Challenge:
Copy out each line in the material below that has the word "access".

Record set:
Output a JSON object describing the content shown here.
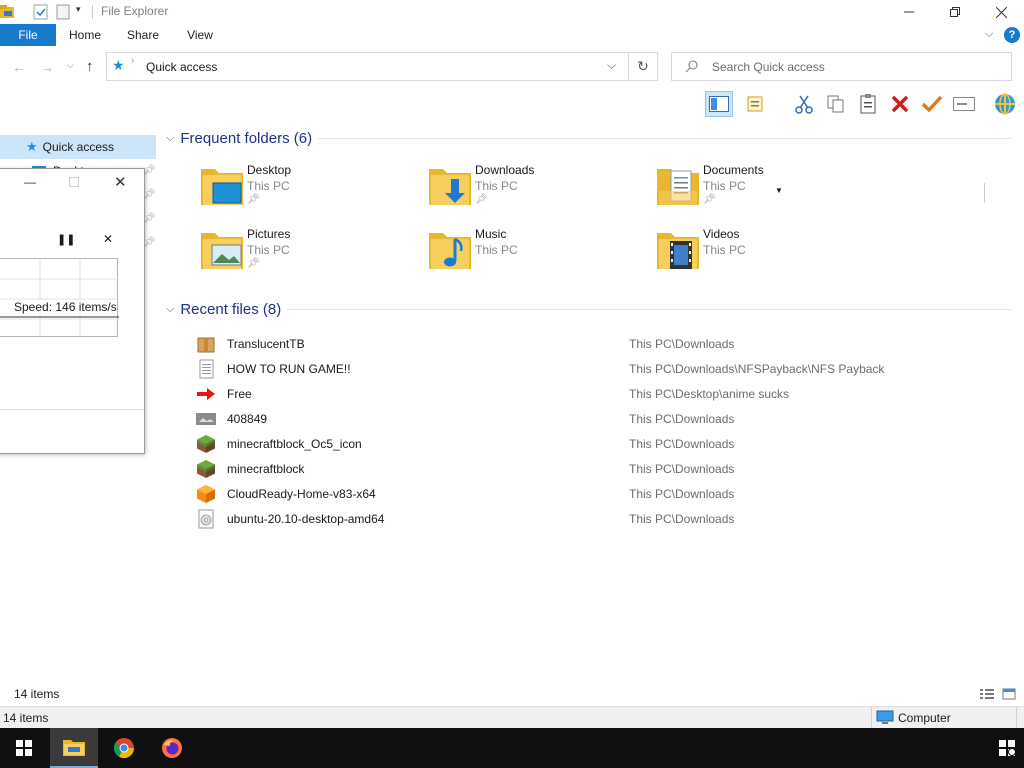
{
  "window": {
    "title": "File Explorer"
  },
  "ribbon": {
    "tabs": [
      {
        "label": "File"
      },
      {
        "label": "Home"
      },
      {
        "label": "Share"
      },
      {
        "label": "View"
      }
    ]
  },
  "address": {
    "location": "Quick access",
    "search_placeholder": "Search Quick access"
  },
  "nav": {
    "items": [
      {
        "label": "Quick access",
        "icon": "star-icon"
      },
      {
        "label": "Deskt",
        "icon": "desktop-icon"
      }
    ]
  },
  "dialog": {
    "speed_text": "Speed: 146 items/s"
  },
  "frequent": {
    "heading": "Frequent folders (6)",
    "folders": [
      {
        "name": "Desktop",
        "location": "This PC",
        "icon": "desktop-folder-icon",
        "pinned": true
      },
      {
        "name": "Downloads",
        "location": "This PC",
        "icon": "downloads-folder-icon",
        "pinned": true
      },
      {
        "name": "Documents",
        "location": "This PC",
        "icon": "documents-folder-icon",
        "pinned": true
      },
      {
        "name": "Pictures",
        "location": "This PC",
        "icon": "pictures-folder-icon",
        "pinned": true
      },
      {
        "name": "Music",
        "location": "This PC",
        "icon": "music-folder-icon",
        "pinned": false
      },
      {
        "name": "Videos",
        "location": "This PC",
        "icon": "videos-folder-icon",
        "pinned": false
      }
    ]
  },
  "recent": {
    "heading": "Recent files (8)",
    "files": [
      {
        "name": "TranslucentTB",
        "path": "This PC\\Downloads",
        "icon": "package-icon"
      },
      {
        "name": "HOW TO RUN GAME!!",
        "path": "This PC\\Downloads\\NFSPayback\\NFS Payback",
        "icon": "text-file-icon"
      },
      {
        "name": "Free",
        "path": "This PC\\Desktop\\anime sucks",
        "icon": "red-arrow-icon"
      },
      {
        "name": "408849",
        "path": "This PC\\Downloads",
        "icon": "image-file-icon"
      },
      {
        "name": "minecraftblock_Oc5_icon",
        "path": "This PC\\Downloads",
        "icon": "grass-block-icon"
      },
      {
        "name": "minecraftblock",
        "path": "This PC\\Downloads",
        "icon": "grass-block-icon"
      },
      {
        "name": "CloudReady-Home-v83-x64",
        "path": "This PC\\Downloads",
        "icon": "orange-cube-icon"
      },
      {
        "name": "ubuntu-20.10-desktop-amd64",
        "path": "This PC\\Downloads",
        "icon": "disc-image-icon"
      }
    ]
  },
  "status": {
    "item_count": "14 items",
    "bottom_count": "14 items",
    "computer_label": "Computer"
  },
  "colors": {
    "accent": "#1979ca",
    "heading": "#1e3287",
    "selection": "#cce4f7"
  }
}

Reply to the exercise:
    "location": "Quick access",
    "search_placeholder": "Search Quick access"
        "label": "Quick access",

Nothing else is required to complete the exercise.